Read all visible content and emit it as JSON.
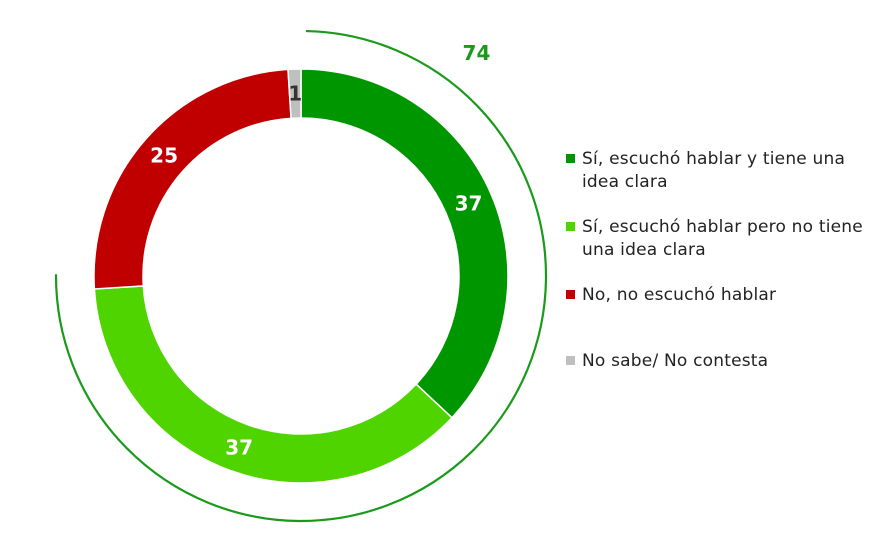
{
  "chart_data": {
    "type": "donut",
    "title": "",
    "series": [
      {
        "name": "Sí, escuchó hablar y tiene una idea clara",
        "value": 37,
        "label": "37",
        "color": "#009600"
      },
      {
        "name": "Sí, escuchó hablar pero no tiene una idea clara",
        "value": 37,
        "label": "37",
        "color": "#4fd400"
      },
      {
        "name": "No, no escuchó hablar",
        "value": 25,
        "label": "25",
        "color": "#c00000"
      },
      {
        "name": "No sabe/ No contesta",
        "value": 1,
        "label": "1",
        "color": "#bfbfbf"
      }
    ],
    "bracket": {
      "label": "74",
      "color": "#1a9a1a",
      "covers": [
        "Sí, escuchó hablar y tiene una idea clara",
        "Sí, escuchó hablar pero no tiene una idea clara"
      ]
    },
    "legend_position": "right"
  }
}
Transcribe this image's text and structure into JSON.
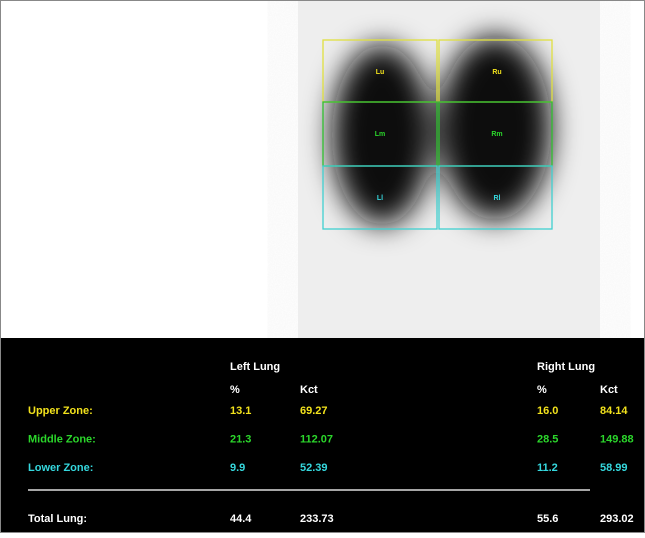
{
  "roi_labels": [
    "Lu",
    "Ru",
    "Lm",
    "Rm",
    "Ll",
    "Rl"
  ],
  "table": {
    "groups": [
      "Left Lung",
      "Right Lung"
    ],
    "columns": [
      "%",
      "Kct",
      "%",
      "Kct"
    ],
    "rows": [
      {
        "label": "Upper Zone:",
        "color": "#f2e21c",
        "values": [
          "13.1",
          "69.27",
          "16.0",
          "84.14"
        ]
      },
      {
        "label": "Middle Zone:",
        "color": "#2bd62b",
        "values": [
          "21.3",
          "112.07",
          "28.5",
          "149.88"
        ]
      },
      {
        "label": "Lower Zone:",
        "color": "#35d8de",
        "values": [
          "9.9",
          "52.39",
          "11.2",
          "58.99"
        ]
      }
    ],
    "total": {
      "label": "Total Lung:",
      "color": "#ffffff",
      "values": [
        "44.4",
        "233.73",
        "55.6",
        "293.02"
      ]
    }
  }
}
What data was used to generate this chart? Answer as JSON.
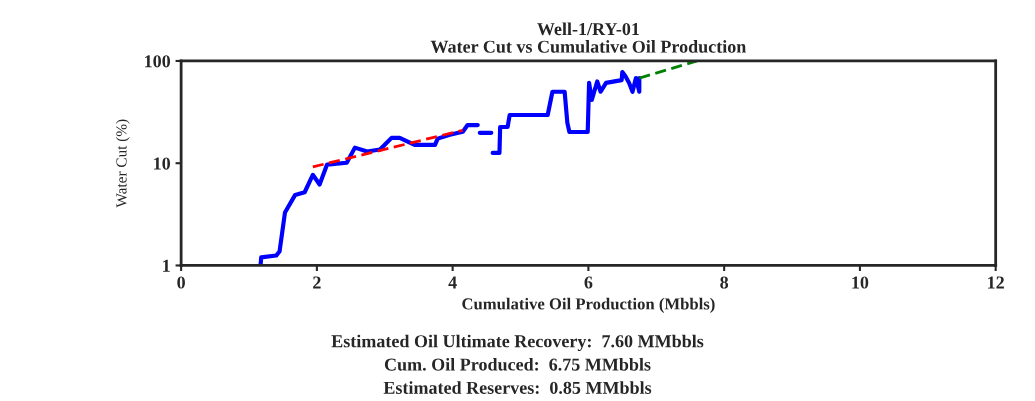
{
  "chart_data": {
    "type": "line",
    "title": "Well-1/RY-01\nWater Cut vs Cumulative Oil Production",
    "xlabel": "Cumulative Oil Production (Mbbls)",
    "ylabel": "Water Cut (%)",
    "xlim": [
      0,
      12
    ],
    "xticks": [
      0,
      2,
      4,
      6,
      8,
      10,
      12
    ],
    "ylim": [
      1,
      100
    ],
    "yticks": [
      1,
      10,
      100
    ],
    "log": "y",
    "grid": false,
    "legend": false,
    "series": [
      {
        "color": "#0000ff",
        "line_style": "solid",
        "x": [
          1.17,
          1.18,
          1.4,
          1.45,
          1.53,
          1.68,
          1.82,
          1.94,
          2.04,
          2.15,
          2.44,
          2.56,
          2.74,
          2.93,
          3.1,
          3.22,
          3.44,
          3.74,
          3.78,
          3.96,
          4.15,
          4.22,
          4.25,
          4.37,
          4.38,
          4.4,
          4.57,
          4.58,
          4.59,
          4.69,
          4.7,
          4.81,
          4.84,
          5.4,
          5.47,
          5.65,
          5.69,
          5.72,
          5.99,
          6.01,
          6.05,
          6.13,
          6.18,
          6.26,
          6.49,
          6.5,
          6.55,
          6.6,
          6.65,
          6.7,
          6.75,
          6.75
        ],
        "values": [
          1.0,
          1.2,
          1.25,
          1.37,
          3.3,
          4.9,
          5.2,
          7.7,
          6.2,
          9.7,
          10.1,
          14.2,
          13,
          13.6,
          17.7,
          17.7,
          15.1,
          15.1,
          17.4,
          19,
          20.3,
          23.6,
          23.6,
          23.6,
          null,
          19.8,
          19.8,
          null,
          12.6,
          12.6,
          22.6,
          22.6,
          29.6,
          29.6,
          50,
          50,
          24.8,
          20.2,
          20.2,
          61,
          41.6,
          63,
          50,
          61,
          65,
          78,
          70,
          61,
          50,
          68,
          50,
          68
        ]
      },
      {
        "color": "#ff0000",
        "line_style": "dashed",
        "x": [
          1.94,
          4.15
        ],
        "values": [
          9.2,
          21
        ]
      },
      {
        "color": "#008000",
        "line_style": "dashed",
        "x": [
          6.75,
          7.6
        ],
        "values": [
          68,
          100
        ]
      }
    ],
    "annotations": [
      "Estimated Oil Ultimate Recovery:  7.60 MMbbls",
      "Cum. Oil Produced:  6.75 MMbbls",
      "Estimated Reserves:  0.85 MMbbls"
    ]
  }
}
======
_PROBLEM TO WORK ON:_ Across the records, count the lines holding the string "tiene". Give the number and stop.

_EXERCISE SOLUTION:_ 4